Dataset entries
###
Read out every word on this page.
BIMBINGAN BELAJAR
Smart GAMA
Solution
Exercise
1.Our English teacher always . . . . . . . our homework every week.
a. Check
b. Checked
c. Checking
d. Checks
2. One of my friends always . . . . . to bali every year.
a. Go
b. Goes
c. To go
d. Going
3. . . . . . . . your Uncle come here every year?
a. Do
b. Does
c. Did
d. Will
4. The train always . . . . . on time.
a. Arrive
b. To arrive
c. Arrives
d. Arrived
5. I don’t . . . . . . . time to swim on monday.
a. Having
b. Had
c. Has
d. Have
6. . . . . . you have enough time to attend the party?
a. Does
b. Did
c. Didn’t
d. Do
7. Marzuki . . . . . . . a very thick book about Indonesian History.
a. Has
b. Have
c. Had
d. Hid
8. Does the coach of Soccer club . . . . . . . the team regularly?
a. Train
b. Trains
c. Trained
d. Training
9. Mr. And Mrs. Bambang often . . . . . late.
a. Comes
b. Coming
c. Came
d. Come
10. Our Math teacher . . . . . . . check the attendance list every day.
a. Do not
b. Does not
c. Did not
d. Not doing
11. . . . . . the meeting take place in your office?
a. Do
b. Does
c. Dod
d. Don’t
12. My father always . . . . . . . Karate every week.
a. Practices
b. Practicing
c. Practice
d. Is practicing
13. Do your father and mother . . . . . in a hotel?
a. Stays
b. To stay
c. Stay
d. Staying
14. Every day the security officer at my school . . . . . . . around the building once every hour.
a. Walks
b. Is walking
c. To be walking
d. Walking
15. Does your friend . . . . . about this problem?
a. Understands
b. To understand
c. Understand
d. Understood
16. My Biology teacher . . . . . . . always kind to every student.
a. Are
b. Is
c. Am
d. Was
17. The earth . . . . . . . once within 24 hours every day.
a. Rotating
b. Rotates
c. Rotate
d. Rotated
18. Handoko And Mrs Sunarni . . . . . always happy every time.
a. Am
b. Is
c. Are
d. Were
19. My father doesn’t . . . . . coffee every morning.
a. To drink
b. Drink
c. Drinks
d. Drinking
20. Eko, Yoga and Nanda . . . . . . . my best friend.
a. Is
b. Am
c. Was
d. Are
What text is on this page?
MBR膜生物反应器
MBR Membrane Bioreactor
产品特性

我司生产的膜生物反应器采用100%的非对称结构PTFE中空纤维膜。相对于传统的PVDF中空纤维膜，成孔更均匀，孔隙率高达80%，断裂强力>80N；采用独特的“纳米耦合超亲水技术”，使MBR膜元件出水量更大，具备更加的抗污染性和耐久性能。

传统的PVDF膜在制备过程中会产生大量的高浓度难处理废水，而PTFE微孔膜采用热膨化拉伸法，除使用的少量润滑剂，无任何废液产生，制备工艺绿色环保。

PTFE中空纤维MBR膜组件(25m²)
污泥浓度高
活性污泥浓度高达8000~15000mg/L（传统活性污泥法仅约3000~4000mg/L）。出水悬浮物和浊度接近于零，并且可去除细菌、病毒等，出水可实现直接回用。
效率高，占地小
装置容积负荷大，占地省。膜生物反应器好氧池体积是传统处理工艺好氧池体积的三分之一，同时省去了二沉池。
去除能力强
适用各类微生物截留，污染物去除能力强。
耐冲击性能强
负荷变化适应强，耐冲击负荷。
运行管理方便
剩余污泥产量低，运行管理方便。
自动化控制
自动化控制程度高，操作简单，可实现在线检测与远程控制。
###
Could you quote the material above in full, exactly as it stands?

Read out every word on this page.
BIMBINGAN BELAJAR
Smart GAMA
Solution
Exercise
1.Our English teacher always . . . . . . . our homework every week.
a. Check
b. Checked
c. Checking
d. Checks
2. One of my friends always . . . . . to bali every year.
a. Go
b. Goes
c. To go
d. Going
3. . . . . . . . your Uncle come here every year?
a. Do
b. Does
c. Did
d. Will
4. The train always . . . . . on time.
a. Arrive
b. To arrive
c. Arrives
d. Arrived
5. I don’t . . . . . . . time to swim on monday.
a. Having
b. Had
c. Has
d. Have
6. . . . . . you have enough time to attend the party?
a. Does
b. Did
c. Didn’t
d. Do
7. Marzuki . . . . . . . a very thick book about Indonesian History.
a. Has
b. Have
c. Had
d. Hid
8. Does the coach of Soccer club . . . . . . . the team regularly?
a. Train
b. Trains
c. Trained
d. Training
9. Mr. And Mrs. Bambang often . . . . . late.
a. Comes
b. Coming
c. Came
d. Come
10. Our Math teacher . . . . . . . check the attendance list every day.
a. Do not
b. Does not
c. Did not
d. Not doing
11. . . . . . the meeting take place in your office?
a. Do
b. Does
c. Dod
d. Don’t
12. My father always . . . . . . . Karate every week.
a. Practices
b. Practicing
c. Practice
d. Is practicing
13. Do your father and mother . . . . . in a hotel?
a. Stays
b. To stay
c. Stay
d. Staying
14. Every day the security officer at my school . . . . . . . around the building once every hour.
a. Walks
b. Is walking
c. To be walking
d. Walking
15. Does your friend . . . . . about this problem?
a. Understands
b. To understand
c. Understand
d. Understood
16. My Biology teacher . . . . . . . always kind to every student.
a. Are
b. Is
c. Am
d. Was
17. The earth . . . . . . . once within 24 hours every day.
a. Rotating
b. Rotates
c. Rotate
d. Rotated
18. Handoko And Mrs Sunarni . . . . . always happy every time.
a. Am
b. Is
c. Are
d. Were
19. My father doesn’t . . . . . coffee every morning.
a. To drink
b. Drink
c. Drinks
d. Drinking
20. Eko, Yoga and Nanda . . . . . . . my best friend.
a. Is
b. Am
c. Was
d. Are
What text is on this page?
MBR膜生物反应器
MBR Membrane Bioreactor
产品特性

我司生产的膜生物反应器采用100%的非对称结构PTFE中空纤维膜。相对于传统的PVDF中空纤维膜，成孔更均匀，孔隙率高达80%，断裂强力>80N；采用独特的“纳米耦合超亲水技术”，使MBR膜元件出水量更大，具备更加的抗污染性和耐久性能。

传统的PVDF膜在制备过程中会产生大量的高浓度难处理废水，而PTFE微孔膜采用热膨化拉伸法，除使用的少量润滑剂，无任何废液产生，制备工艺绿色环保。

PTFE中空纤维MBR膜组件(25m²)
污泥浓度高
活性污泥浓度高达8000~15000mg/L（传统活性污泥法仅约3000~4000mg/L）。出水悬浮物和浊度接近于零，并且可去除细菌、病毒等，出水可实现直接回用。
效率高，占地小
装置容积负荷大，占地省。膜生物反应器好氧池体积是传统处理工艺好氧池体积的三分之一，同时省去了二沉池。
去除能力强
适用各类微生物截留，污染物去除能力强。
耐冲击性能强
负荷变化适应强，耐冲击负荷。
运行管理方便
剩余污泥产量低，运行管理方便。
自动化控制
自动化控制程度高，操作简单，可实现在线检测与远程控制。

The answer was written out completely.